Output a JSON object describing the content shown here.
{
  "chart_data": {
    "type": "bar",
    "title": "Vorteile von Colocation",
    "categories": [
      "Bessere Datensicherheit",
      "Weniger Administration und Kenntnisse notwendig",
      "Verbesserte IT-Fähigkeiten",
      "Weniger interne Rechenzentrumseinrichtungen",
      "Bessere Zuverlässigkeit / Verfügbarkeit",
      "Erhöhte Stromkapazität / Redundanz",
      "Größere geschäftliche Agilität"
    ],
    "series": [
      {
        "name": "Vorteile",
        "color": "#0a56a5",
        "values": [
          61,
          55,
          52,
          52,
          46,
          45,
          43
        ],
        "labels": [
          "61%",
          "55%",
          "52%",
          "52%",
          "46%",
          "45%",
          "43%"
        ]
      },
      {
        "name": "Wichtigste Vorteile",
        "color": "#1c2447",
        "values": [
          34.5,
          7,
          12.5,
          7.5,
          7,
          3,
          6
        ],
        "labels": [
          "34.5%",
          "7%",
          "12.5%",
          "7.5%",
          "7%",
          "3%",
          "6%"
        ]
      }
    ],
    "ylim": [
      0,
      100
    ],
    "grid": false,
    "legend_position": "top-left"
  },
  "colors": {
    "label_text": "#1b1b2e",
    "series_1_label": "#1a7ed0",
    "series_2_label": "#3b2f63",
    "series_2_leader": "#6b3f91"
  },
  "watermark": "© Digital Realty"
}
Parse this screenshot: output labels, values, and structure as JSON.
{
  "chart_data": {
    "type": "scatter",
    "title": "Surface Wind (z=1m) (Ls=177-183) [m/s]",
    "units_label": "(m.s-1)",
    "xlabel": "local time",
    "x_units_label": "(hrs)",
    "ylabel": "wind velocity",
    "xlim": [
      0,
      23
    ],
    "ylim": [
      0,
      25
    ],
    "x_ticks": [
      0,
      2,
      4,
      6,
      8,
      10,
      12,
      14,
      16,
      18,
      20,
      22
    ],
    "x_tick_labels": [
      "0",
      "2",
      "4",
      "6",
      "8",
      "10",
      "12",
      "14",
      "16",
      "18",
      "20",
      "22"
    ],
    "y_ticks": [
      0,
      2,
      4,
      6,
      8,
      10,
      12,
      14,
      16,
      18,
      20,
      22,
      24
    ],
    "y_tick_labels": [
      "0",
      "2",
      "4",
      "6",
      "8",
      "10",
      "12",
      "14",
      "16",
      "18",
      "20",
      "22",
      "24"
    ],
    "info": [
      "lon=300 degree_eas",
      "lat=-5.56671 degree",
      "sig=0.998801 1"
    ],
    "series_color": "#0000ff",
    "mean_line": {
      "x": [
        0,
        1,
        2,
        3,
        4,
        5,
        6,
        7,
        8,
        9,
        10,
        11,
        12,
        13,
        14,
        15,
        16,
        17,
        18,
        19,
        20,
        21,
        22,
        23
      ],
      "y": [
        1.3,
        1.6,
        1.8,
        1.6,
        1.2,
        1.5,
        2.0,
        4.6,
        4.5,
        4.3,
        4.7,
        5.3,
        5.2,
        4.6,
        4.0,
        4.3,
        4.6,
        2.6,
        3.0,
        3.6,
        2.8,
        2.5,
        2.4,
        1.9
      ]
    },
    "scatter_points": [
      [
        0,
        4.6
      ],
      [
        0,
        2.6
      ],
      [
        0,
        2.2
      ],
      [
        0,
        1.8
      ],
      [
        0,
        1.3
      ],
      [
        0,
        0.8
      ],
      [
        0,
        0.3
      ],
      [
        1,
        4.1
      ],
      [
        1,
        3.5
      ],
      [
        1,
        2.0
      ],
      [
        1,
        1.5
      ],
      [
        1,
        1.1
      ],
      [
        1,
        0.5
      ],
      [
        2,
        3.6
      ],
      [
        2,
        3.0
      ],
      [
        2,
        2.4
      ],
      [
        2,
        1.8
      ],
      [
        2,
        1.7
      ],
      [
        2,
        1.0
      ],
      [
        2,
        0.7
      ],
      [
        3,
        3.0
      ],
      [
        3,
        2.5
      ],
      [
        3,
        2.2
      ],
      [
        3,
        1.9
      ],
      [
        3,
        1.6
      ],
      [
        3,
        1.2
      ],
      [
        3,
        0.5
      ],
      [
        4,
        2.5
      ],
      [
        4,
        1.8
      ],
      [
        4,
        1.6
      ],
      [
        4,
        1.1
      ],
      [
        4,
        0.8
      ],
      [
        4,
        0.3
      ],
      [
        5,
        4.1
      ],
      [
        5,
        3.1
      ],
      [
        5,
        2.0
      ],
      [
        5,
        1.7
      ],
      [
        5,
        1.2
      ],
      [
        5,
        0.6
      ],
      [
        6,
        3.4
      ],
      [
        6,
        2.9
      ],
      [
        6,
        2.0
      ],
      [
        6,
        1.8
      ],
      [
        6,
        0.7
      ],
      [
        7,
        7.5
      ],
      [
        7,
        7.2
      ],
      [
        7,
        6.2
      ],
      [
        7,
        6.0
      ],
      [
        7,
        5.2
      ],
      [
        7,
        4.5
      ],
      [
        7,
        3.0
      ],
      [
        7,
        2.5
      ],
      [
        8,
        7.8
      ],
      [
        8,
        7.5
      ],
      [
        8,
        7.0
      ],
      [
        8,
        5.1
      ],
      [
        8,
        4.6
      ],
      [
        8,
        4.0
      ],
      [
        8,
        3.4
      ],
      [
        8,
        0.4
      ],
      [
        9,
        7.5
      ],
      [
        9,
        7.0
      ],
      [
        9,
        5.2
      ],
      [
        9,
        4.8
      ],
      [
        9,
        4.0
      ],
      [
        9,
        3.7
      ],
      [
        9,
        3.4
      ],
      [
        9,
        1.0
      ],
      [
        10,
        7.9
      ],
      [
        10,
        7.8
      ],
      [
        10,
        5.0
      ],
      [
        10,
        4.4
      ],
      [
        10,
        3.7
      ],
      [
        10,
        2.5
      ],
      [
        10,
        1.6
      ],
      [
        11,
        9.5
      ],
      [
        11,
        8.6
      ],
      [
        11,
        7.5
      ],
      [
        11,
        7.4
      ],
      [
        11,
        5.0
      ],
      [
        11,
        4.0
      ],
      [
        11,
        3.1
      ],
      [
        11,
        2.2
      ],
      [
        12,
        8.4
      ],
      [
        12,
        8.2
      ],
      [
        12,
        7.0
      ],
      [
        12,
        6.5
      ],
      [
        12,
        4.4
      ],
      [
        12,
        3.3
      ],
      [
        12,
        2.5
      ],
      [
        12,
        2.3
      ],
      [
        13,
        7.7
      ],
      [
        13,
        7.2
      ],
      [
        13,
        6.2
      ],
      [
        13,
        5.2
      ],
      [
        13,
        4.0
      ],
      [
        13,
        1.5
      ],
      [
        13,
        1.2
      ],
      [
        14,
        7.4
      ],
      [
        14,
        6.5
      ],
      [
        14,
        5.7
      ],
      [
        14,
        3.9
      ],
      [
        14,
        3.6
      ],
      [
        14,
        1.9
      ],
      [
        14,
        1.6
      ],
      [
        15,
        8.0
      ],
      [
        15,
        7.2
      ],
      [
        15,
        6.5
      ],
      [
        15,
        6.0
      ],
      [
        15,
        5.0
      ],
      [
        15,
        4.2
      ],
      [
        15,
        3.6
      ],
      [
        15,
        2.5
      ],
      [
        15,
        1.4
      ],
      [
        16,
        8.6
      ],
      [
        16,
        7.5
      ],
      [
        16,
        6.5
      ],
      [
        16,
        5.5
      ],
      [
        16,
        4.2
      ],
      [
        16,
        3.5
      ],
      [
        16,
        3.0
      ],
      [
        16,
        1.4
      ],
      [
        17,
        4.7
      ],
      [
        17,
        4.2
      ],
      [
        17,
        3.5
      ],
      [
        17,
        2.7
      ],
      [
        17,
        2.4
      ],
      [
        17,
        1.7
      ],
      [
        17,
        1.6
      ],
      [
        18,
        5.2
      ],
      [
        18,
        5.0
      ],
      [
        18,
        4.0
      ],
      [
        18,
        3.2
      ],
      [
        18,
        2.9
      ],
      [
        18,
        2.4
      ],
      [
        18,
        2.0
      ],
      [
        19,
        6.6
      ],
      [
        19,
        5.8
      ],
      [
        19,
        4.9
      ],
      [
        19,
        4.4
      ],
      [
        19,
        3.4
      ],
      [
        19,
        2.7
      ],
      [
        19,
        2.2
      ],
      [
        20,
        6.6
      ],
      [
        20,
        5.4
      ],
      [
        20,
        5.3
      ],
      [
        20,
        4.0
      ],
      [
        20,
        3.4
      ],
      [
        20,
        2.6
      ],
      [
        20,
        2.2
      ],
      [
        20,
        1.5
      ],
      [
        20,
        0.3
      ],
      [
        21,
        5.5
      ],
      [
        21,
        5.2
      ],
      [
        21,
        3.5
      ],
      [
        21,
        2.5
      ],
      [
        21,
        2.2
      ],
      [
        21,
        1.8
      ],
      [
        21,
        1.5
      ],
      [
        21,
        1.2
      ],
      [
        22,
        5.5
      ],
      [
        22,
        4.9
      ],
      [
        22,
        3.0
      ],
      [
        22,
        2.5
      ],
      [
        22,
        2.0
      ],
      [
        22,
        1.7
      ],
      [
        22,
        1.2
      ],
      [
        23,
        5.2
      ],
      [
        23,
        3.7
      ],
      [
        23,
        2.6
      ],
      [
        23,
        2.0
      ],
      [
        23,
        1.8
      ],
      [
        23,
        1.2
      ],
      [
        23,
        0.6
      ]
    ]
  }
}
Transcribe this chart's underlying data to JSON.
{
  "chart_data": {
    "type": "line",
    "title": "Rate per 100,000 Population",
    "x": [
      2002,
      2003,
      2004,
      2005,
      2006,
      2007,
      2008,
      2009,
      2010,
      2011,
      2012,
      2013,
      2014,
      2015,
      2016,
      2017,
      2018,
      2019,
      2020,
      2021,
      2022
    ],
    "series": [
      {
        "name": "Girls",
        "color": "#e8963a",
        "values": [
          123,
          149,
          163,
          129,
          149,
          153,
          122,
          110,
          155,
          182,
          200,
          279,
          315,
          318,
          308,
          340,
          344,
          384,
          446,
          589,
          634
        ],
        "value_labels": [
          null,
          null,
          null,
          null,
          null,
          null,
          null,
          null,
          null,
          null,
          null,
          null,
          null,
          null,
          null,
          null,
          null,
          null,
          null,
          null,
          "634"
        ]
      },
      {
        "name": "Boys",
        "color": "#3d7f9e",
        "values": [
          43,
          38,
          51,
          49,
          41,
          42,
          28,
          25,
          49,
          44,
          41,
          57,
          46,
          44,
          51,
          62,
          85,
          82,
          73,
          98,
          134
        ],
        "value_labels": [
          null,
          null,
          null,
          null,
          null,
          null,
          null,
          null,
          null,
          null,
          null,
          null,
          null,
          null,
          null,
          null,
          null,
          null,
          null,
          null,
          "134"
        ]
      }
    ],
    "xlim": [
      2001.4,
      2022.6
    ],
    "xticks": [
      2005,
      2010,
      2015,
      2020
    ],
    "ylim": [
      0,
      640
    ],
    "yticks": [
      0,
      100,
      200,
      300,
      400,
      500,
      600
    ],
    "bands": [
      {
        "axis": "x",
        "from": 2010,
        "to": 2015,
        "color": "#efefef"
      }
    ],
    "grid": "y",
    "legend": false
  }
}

++++

What this task involves:
Working from the listing above, pick out every line that has "Bessere" and copy it.

Worked answer:
      "Bessere Datensicherheit",
      "Bessere Zuverlässigkeit / Verfügbarkeit",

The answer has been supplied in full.